▶ STATED TASK
Find every line of the listing below where "Malaysia" appears, and copy it.

Dataset items:
——

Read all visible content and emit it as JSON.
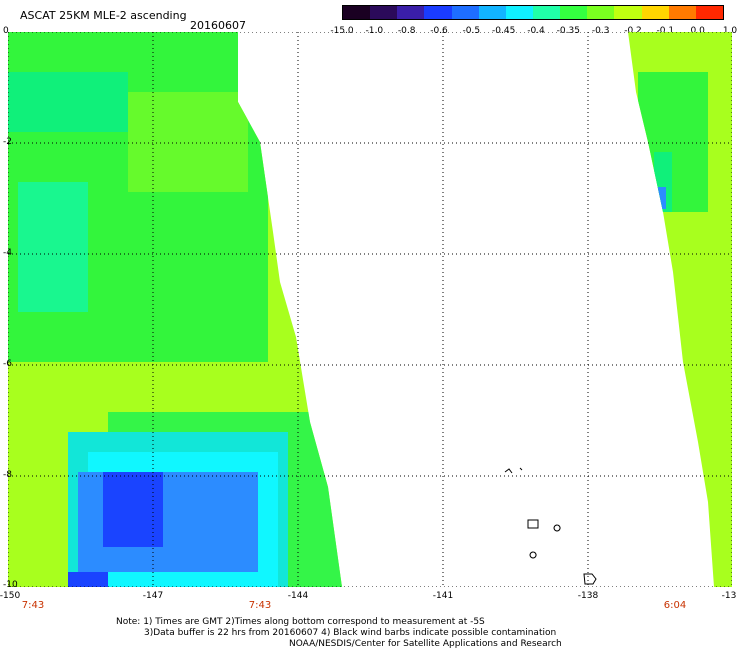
{
  "header": {
    "title": "ASCAT 25KM MLE-2 ascending",
    "date": "20160607"
  },
  "colorbar": {
    "labels": [
      "-15.0",
      "-1.0",
      "-0.8",
      "-0.6",
      "-0.5",
      "-0.45",
      "-0.4",
      "-0.35",
      "-0.3",
      "-0.2",
      "-0.1",
      "0.0",
      "1.0"
    ],
    "colors": [
      "#1a0022",
      "#2b0a5a",
      "#3a1ea8",
      "#1a3cff",
      "#1e6eff",
      "#12b4ff",
      "#10f0ff",
      "#20ffa8",
      "#34ff40",
      "#7aff20",
      "#c0ff10",
      "#ffd600",
      "#ff7a00",
      "#ff2800"
    ]
  },
  "axes": {
    "x_ticks": [
      "-150",
      "-147",
      "-144",
      "-141",
      "-138",
      "-13"
    ],
    "y_ticks": [
      "0",
      "-2",
      "-4",
      "-6",
      "-8",
      "-10"
    ]
  },
  "times": [
    "7:43",
    "7:43",
    "6:04"
  ],
  "notes": {
    "line1": "Note: 1) Times are GMT 2)Times along bottom correspond to measurement at -5S",
    "line2": "3)Data buffer is 22 hrs from 20160607 4) Black wind barbs indicate possible contamination",
    "line3": "NOAA/NESDIS/Center for Satellite Applications and Research"
  }
}
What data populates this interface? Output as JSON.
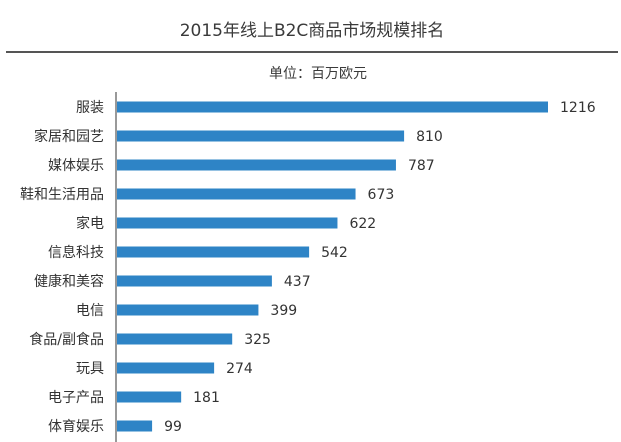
{
  "chart_data": {
    "type": "bar",
    "orientation": "horizontal",
    "title": "2015年线上B2C商品市场规模排名",
    "subtitle": "单位：百万欧元",
    "categories": [
      "服装",
      "家居和园艺",
      "媒体娱乐",
      "鞋和生活用品",
      "家电",
      "信息科技",
      "健康和美容",
      "电信",
      "食品/副食品",
      "玩具",
      "电子产品",
      "体育娱乐"
    ],
    "values": [
      1216,
      810,
      787,
      673,
      622,
      542,
      437,
      399,
      325,
      274,
      181,
      99
    ],
    "xlim": [
      0,
      1216
    ],
    "grid": false,
    "legend": "none",
    "colors": {
      "bar": "#2e84c6",
      "axis": "#333333",
      "title_rule": "#555555",
      "text": "#333333"
    }
  }
}
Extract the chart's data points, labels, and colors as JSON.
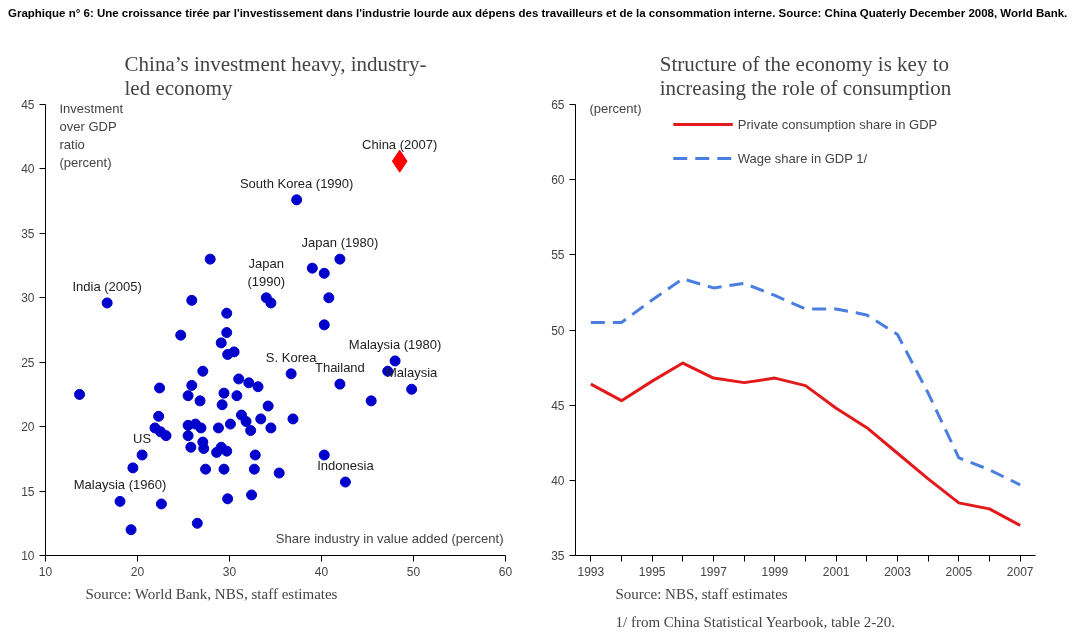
{
  "chart_data": [
    {
      "type": "scatter",
      "subtitle": "Graphique n° 6: Une croissance tirée par l'investissement dans l'industrie lourde aux dépens des travailleurs et de la consommation interne. Source: China Quaterly December 2008, World Bank.",
      "title": "China’s investment heavy, industry-\nled economy",
      "xlabel": "Share industry in value added (percent)",
      "ylabel": "Investment\nover GDP\nratio\n(percent)",
      "xlim": [
        10,
        60
      ],
      "xticks": [
        10,
        20,
        30,
        40,
        50,
        60
      ],
      "ylim": [
        10,
        45
      ],
      "yticks": [
        10,
        15,
        20,
        25,
        30,
        35,
        40,
        45
      ],
      "grid": false,
      "legend": false,
      "series": [
        {
          "color": "#0000cc",
          "marker": "circle",
          "x": [
            16.7,
            13.7,
            27.9,
            37.3,
            42.0,
            39.0,
            40.3,
            40.8,
            34.0,
            34.5,
            25.9,
            29.7,
            29.7,
            29.1,
            30.5,
            29.8,
            24.7,
            40.3,
            48.0,
            47.2,
            49.8,
            42.0,
            45.4,
            36.7,
            36.9,
            40.3,
            42.6,
            27.1,
            25.9,
            25.5,
            22.4,
            31.0,
            32.1,
            33.1,
            30.8,
            29.4,
            29.2,
            26.8,
            34.2,
            33.4,
            34.5,
            31.3,
            31.8,
            32.3,
            30.1,
            28.8,
            22.3,
            21.9,
            22.5,
            23.1,
            25.5,
            26.3,
            26.9,
            25.5,
            25.8,
            27.1,
            27.2,
            28.6,
            29.1,
            29.7,
            32.8,
            32.7,
            35.4,
            27.4,
            29.4,
            20.5,
            19.5,
            18.1,
            22.6,
            19.3,
            26.5,
            29.8,
            32.4
          ],
          "values": [
            29.6,
            22.5,
            33.0,
            37.6,
            33.0,
            32.3,
            31.9,
            30.0,
            30.0,
            29.6,
            29.8,
            28.8,
            27.3,
            26.5,
            25.8,
            25.6,
            27.1,
            27.9,
            25.1,
            24.3,
            22.9,
            23.3,
            22.0,
            24.1,
            20.6,
            17.8,
            15.7,
            24.3,
            23.2,
            22.4,
            23.0,
            23.7,
            23.4,
            23.1,
            22.4,
            22.6,
            21.7,
            22.0,
            21.6,
            20.6,
            19.9,
            20.9,
            20.4,
            19.7,
            20.2,
            19.9,
            20.8,
            19.9,
            19.6,
            19.3,
            20.1,
            20.2,
            19.9,
            19.3,
            18.4,
            18.8,
            18.3,
            18.0,
            18.4,
            18.1,
            17.8,
            16.7,
            16.4,
            16.7,
            16.7,
            17.8,
            16.8,
            14.2,
            14.0,
            12.0,
            12.5,
            14.4,
            14.7
          ]
        },
        {
          "color": "#ff0000",
          "marker": "diamond",
          "x": [
            48.5
          ],
          "values": [
            40.6
          ]
        }
      ],
      "annotations": [
        {
          "text": "China (2007)",
          "x": 48.5,
          "y": 40.6
        },
        {
          "text": "South Korea (1990)",
          "x": 37.3,
          "y": 37.6
        },
        {
          "text": "Japan\n(1990)",
          "x": 34.0,
          "y": 30.0
        },
        {
          "text": "Japan (1980)",
          "x": 42.0,
          "y": 33.0
        },
        {
          "text": "India (2005)",
          "x": 16.7,
          "y": 29.6
        },
        {
          "text": "Malaysia (1980)",
          "x": 48.0,
          "y": 25.1
        },
        {
          "text": "S. Korea",
          "x": 36.7,
          "y": 24.1
        },
        {
          "text": "Thailand",
          "x": 42.0,
          "y": 23.3
        },
        {
          "text": "Malaysia",
          "x": 49.8,
          "y": 22.9
        },
        {
          "text": "US",
          "x": 20.5,
          "y": 17.8
        },
        {
          "text": "Indonesia",
          "x": 42.6,
          "y": 15.7
        },
        {
          "text": "Malaysia (1960)",
          "x": 18.1,
          "y": 14.2
        },
        "Source: World Bank, NBS, staff estimates"
      ]
    },
    {
      "type": "line",
      "title": "Structure of the economy is key to\nincreasing the role of consumption",
      "ylabel": "(percent)",
      "x": [
        1993,
        1994,
        1995,
        1996,
        1997,
        1998,
        1999,
        2000,
        2001,
        2002,
        2003,
        2004,
        2005,
        2006,
        2007
      ],
      "xlim": [
        1992.5,
        2007.5
      ],
      "xticks": [
        1993,
        {
          "value": 1994,
          "label": null
        },
        1995,
        {
          "value": 1996,
          "label": null
        },
        1997,
        {
          "value": 1998,
          "label": null
        },
        1999,
        {
          "value": 2000,
          "label": null
        },
        2001,
        {
          "value": 2002,
          "label": null
        },
        2003,
        {
          "value": 2004,
          "label": null
        },
        2005,
        {
          "value": 2006,
          "label": null
        },
        2007
      ],
      "ylim": [
        35,
        65
      ],
      "yticks": [
        35,
        40,
        45,
        50,
        55,
        60,
        65
      ],
      "grid": false,
      "legend": "top",
      "series": [
        {
          "name": "Private consumption share in GDP",
          "color": "#e31a1c",
          "line_style": "solid",
          "values": [
            46.4,
            45.3,
            46.6,
            47.8,
            46.8,
            46.5,
            46.8,
            46.3,
            44.8,
            43.5,
            41.8,
            40.1,
            38.5,
            38.1,
            37.0
          ]
        },
        {
          "name": "Wage share in GDP 1/",
          "color": "#4a7ee0",
          "line_style": "dashed",
          "values": [
            50.5,
            50.5,
            52.0,
            53.4,
            52.8,
            53.1,
            52.3,
            51.4,
            51.4,
            51.0,
            49.7,
            45.8,
            41.5,
            40.7,
            39.7
          ]
        }
      ],
      "annotations": [
        "Source: NBS, staff estimates",
        "1/ from China Statistical Yearbook, table 2-20."
      ]
    }
  ]
}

——

▶ REPLY
          "text": "Malaysia (1980)",
          "text": "Malaysia",
          "text": "Malaysia (1960)",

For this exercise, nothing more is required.